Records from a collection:
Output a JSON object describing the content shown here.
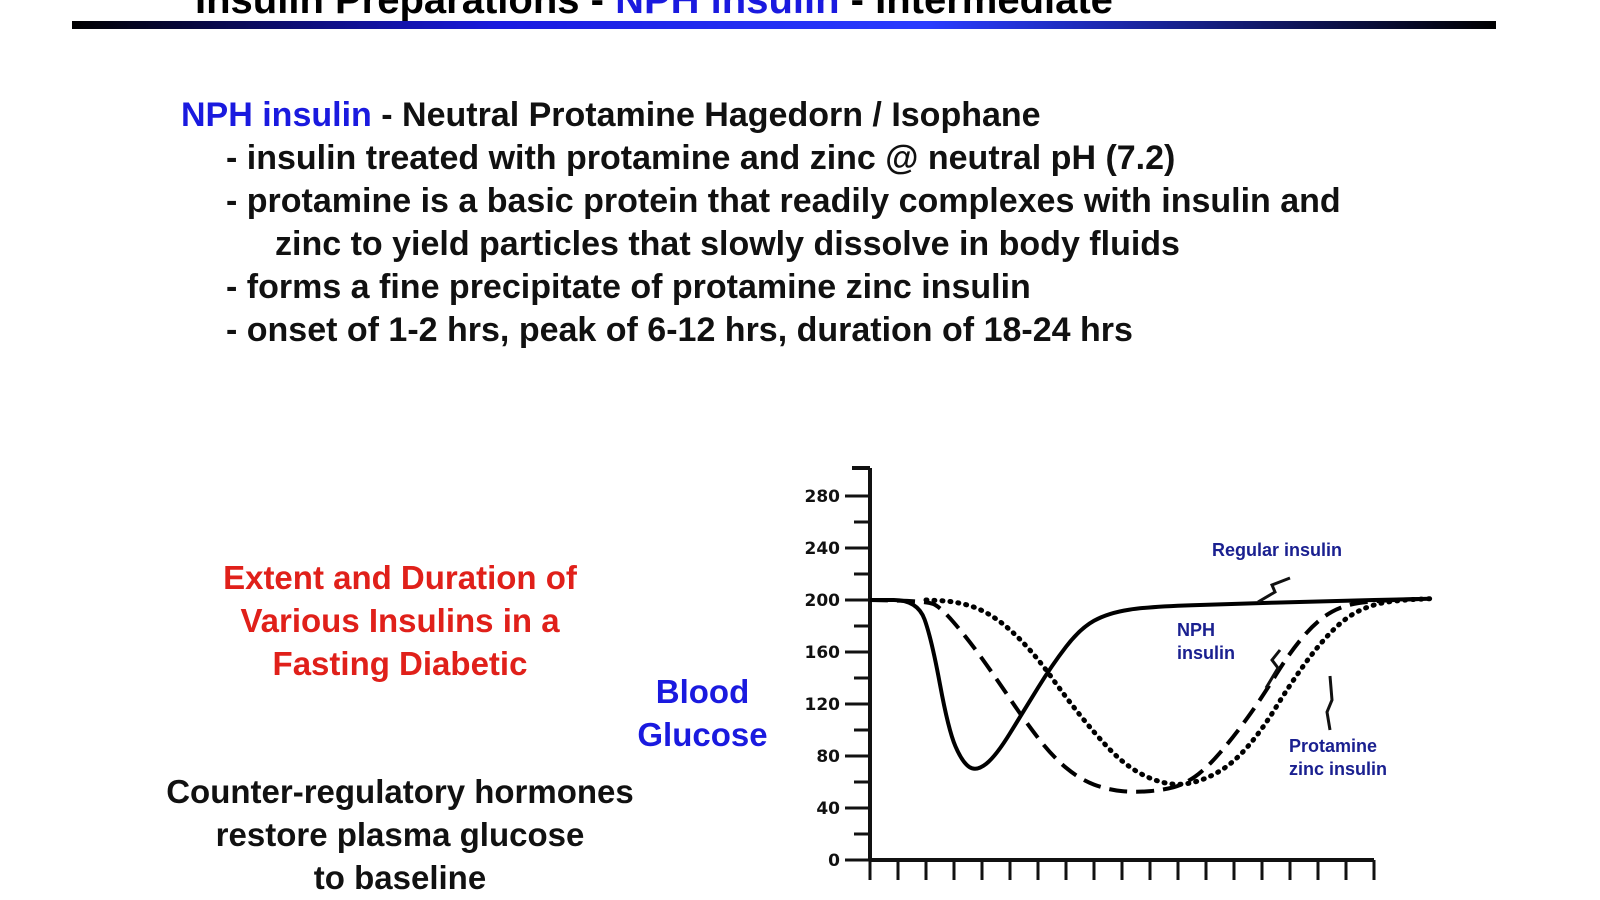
{
  "slide": {
    "title_prefix": "Insulin Preparations - ",
    "title_highlight": "NPH insulin",
    "title_suffix": " - Intermediate",
    "heading_term": "NPH insulin",
    "heading_rest": " - Neutral Protamine Hagedorn / Isophane",
    "bullets": [
      "- insulin treated with protamine and zinc @ neutral pH (7.2)",
      "- protamine is a basic protein that readily complexes with insulin and",
      "zinc to yield particles that slowly dissolve in body fluids",
      "- forms a fine precipitate of protamine zinc insulin",
      "- onset of 1-2 hrs, peak of 6-12 hrs, duration of 18-24 hrs"
    ],
    "chart_caption": [
      "Extent and Duration of",
      "Various Insulins in a",
      "Fasting Diabetic"
    ],
    "note": [
      "Counter-regulatory hormones",
      "restore plasma glucose",
      "to baseline"
    ]
  },
  "chart_data": {
    "type": "line",
    "ylabel": "Blood Glucose",
    "xlabel": "",
    "ylim": [
      0,
      300
    ],
    "yticks": [
      0,
      40,
      80,
      120,
      160,
      200,
      240,
      280
    ],
    "x_tick_count": 18,
    "colors": {
      "lines": "#000000",
      "labels": "#1a2090",
      "ylabel": "#1a1adf"
    },
    "series": [
      {
        "name": "Regular insulin",
        "style": "solid",
        "points": [
          [
            0,
            200
          ],
          [
            1.7,
            200
          ],
          [
            2.2,
            170
          ],
          [
            2.8,
            100
          ],
          [
            3.3,
            75
          ],
          [
            3.8,
            68
          ],
          [
            4.5,
            80
          ],
          [
            5.5,
            115
          ],
          [
            6.5,
            150
          ],
          [
            7.5,
            178
          ],
          [
            8.5,
            190
          ],
          [
            10,
            195
          ],
          [
            13,
            197
          ],
          [
            16,
            199
          ],
          [
            20,
            201
          ]
        ]
      },
      {
        "name": "NPH insulin",
        "style": "dashed",
        "points": [
          [
            0,
            200
          ],
          [
            2,
            199
          ],
          [
            2.5,
            195
          ],
          [
            3.5,
            170
          ],
          [
            4.5,
            140
          ],
          [
            5.5,
            108
          ],
          [
            6.5,
            80
          ],
          [
            7.5,
            62
          ],
          [
            8.5,
            54
          ],
          [
            9.5,
            52
          ],
          [
            10.5,
            54
          ],
          [
            11.2,
            58
          ],
          [
            12,
            70
          ],
          [
            13,
            95
          ],
          [
            14,
            125
          ],
          [
            15,
            160
          ],
          [
            16,
            185
          ],
          [
            17,
            197
          ],
          [
            18.5,
            200
          ],
          [
            20,
            201
          ]
        ]
      },
      {
        "name": "Protamine zinc insulin",
        "style": "dotted",
        "points": [
          [
            2,
            200
          ],
          [
            3,
            199
          ],
          [
            4,
            193
          ],
          [
            5,
            178
          ],
          [
            6,
            155
          ],
          [
            7,
            125
          ],
          [
            8,
            98
          ],
          [
            9,
            75
          ],
          [
            10,
            62
          ],
          [
            11,
            57
          ],
          [
            12,
            62
          ],
          [
            13,
            75
          ],
          [
            14,
            100
          ],
          [
            15,
            135
          ],
          [
            16,
            165
          ],
          [
            17,
            187
          ],
          [
            18,
            197
          ],
          [
            19,
            200
          ],
          [
            20,
            201
          ]
        ]
      }
    ],
    "annotations": [
      {
        "series": "Regular insulin",
        "lines": [
          "Regular insulin"
        ]
      },
      {
        "series": "NPH insulin",
        "lines": [
          "NPH",
          "insulin"
        ]
      },
      {
        "series": "Protamine zinc insulin",
        "lines": [
          "Protamine",
          "zinc insulin"
        ]
      }
    ]
  }
}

▶ [TASK INSTRUCTIONS]:
I need the entries printed exactly, with each picture left out.

▶ [TASK RESULT]:
Output a JSON object describing the content shown here.
{
  "slide": {
    "title_prefix": "Insulin Preparations - ",
    "title_highlight": "NPH insulin",
    "title_suffix": " - Intermediate",
    "heading_term": "NPH insulin",
    "heading_rest": " - Neutral Protamine Hagedorn / Isophane",
    "bullets": [
      "- insulin treated with protamine and zinc @ neutral pH (7.2)",
      "- protamine is a basic protein that readily complexes with insulin and",
      "zinc to yield particles that slowly dissolve in body fluids",
      "- forms a fine precipitate of protamine zinc insulin",
      "- onset of 1-2 hrs, peak of 6-12 hrs, duration of 18-24 hrs"
    ],
    "chart_caption": [
      "Extent and Duration of",
      "Various Insulins in a",
      "Fasting Diabetic"
    ],
    "note": [
      "Counter-regulatory hormones",
      "restore plasma glucose",
      "to baseline"
    ]
  },
  "chart_data": {
    "type": "line",
    "ylabel": "Blood Glucose",
    "xlabel": "",
    "ylim": [
      0,
      300
    ],
    "yticks": [
      0,
      40,
      80,
      120,
      160,
      200,
      240,
      280
    ],
    "x_tick_count": 18,
    "colors": {
      "lines": "#000000",
      "labels": "#1a2090",
      "ylabel": "#1a1adf"
    },
    "series": [
      {
        "name": "Regular insulin",
        "style": "solid",
        "points": [
          [
            0,
            200
          ],
          [
            1.7,
            200
          ],
          [
            2.2,
            170
          ],
          [
            2.8,
            100
          ],
          [
            3.3,
            75
          ],
          [
            3.8,
            68
          ],
          [
            4.5,
            80
          ],
          [
            5.5,
            115
          ],
          [
            6.5,
            150
          ],
          [
            7.5,
            178
          ],
          [
            8.5,
            190
          ],
          [
            10,
            195
          ],
          [
            13,
            197
          ],
          [
            16,
            199
          ],
          [
            20,
            201
          ]
        ]
      },
      {
        "name": "NPH insulin",
        "style": "dashed",
        "points": [
          [
            0,
            200
          ],
          [
            2,
            199
          ],
          [
            2.5,
            195
          ],
          [
            3.5,
            170
          ],
          [
            4.5,
            140
          ],
          [
            5.5,
            108
          ],
          [
            6.5,
            80
          ],
          [
            7.5,
            62
          ],
          [
            8.5,
            54
          ],
          [
            9.5,
            52
          ],
          [
            10.5,
            54
          ],
          [
            11.2,
            58
          ],
          [
            12,
            70
          ],
          [
            13,
            95
          ],
          [
            14,
            125
          ],
          [
            15,
            160
          ],
          [
            16,
            185
          ],
          [
            17,
            197
          ],
          [
            18.5,
            200
          ],
          [
            20,
            201
          ]
        ]
      },
      {
        "name": "Protamine zinc insulin",
        "style": "dotted",
        "points": [
          [
            2,
            200
          ],
          [
            3,
            199
          ],
          [
            4,
            193
          ],
          [
            5,
            178
          ],
          [
            6,
            155
          ],
          [
            7,
            125
          ],
          [
            8,
            98
          ],
          [
            9,
            75
          ],
          [
            10,
            62
          ],
          [
            11,
            57
          ],
          [
            12,
            62
          ],
          [
            13,
            75
          ],
          [
            14,
            100
          ],
          [
            15,
            135
          ],
          [
            16,
            165
          ],
          [
            17,
            187
          ],
          [
            18,
            197
          ],
          [
            19,
            200
          ],
          [
            20,
            201
          ]
        ]
      }
    ],
    "annotations": [
      {
        "series": "Regular insulin",
        "lines": [
          "Regular insulin"
        ]
      },
      {
        "series": "NPH insulin",
        "lines": [
          "NPH",
          "insulin"
        ]
      },
      {
        "series": "Protamine zinc insulin",
        "lines": [
          "Protamine",
          "zinc insulin"
        ]
      }
    ]
  }
}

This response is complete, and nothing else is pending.